(Records from a dataset)

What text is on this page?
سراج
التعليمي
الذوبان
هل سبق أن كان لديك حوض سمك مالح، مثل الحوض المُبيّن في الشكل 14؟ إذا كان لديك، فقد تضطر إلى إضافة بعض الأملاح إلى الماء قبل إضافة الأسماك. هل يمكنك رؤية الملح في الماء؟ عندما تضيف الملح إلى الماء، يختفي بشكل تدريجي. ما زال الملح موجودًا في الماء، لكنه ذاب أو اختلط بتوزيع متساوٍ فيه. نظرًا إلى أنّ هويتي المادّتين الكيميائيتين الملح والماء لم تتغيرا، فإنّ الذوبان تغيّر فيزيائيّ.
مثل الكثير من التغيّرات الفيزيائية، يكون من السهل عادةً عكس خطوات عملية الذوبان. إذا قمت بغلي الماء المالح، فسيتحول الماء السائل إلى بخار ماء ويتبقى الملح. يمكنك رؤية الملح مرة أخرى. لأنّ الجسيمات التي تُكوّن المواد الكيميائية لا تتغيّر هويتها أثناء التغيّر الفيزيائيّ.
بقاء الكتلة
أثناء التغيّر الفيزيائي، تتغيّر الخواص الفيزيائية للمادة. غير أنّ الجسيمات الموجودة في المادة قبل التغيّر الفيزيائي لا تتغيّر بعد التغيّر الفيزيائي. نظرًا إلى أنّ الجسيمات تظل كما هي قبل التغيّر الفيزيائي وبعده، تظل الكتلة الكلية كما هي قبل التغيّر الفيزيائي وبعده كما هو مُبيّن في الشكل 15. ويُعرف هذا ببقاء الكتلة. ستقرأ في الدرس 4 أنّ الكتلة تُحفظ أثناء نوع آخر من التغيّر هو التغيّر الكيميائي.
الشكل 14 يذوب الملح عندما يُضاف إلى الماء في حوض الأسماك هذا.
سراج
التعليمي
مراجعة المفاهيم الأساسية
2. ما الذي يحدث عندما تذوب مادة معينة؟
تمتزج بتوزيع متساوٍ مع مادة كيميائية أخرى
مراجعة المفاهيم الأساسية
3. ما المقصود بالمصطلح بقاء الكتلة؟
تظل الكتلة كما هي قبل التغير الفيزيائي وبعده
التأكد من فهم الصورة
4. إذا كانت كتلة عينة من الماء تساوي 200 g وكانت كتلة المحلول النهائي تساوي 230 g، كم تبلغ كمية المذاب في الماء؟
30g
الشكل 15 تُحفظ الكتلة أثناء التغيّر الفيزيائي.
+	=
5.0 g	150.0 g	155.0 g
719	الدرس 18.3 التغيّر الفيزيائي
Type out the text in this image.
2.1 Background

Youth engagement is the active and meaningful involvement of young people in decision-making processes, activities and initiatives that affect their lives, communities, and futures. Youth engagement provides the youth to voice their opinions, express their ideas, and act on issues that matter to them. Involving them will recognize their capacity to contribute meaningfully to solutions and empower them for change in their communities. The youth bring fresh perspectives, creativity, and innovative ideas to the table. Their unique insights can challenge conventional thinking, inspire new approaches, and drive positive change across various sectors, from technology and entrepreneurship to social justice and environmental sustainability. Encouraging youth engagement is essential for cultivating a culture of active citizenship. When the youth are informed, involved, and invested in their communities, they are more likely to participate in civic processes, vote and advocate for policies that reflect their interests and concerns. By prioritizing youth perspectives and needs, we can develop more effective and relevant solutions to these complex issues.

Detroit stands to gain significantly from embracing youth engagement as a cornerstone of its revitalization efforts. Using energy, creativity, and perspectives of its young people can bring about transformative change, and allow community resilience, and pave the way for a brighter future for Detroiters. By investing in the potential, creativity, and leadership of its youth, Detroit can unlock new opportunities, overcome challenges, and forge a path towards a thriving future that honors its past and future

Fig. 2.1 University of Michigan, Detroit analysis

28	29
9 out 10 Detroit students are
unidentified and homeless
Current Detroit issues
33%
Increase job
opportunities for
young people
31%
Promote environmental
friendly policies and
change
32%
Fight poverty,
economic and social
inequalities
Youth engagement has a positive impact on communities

> [Work to complete]: Find all lines with "الدرس" in them and copy each one.

> [Right answer]:
أثناء التغيّر الفيزيائي، تتغيّر الخواص الفيزيائية للمادة. غير أنّ الجسيمات الموجودة في المادة قبل التغيّر الفيزيائي لا تتغيّر بعد التغيّر الفيزيائي. نظرًا إلى أنّ الجسيمات تظل كما هي قبل التغيّر الفيزيائي وبعده، تظل الكتلة الكلية كما هي قبل التغيّر الفيزيائي وبعده كما هو مُبيّن في الشكل 15. ويُعرف هذا ببقاء الكتلة. ستقرأ في الدرس 4 أنّ الكتلة تُحفظ أثناء نوع آخر من التغيّر هو التغيّر الكيميائي.
719	الدرس 18.3 التغيّر الفيزيائي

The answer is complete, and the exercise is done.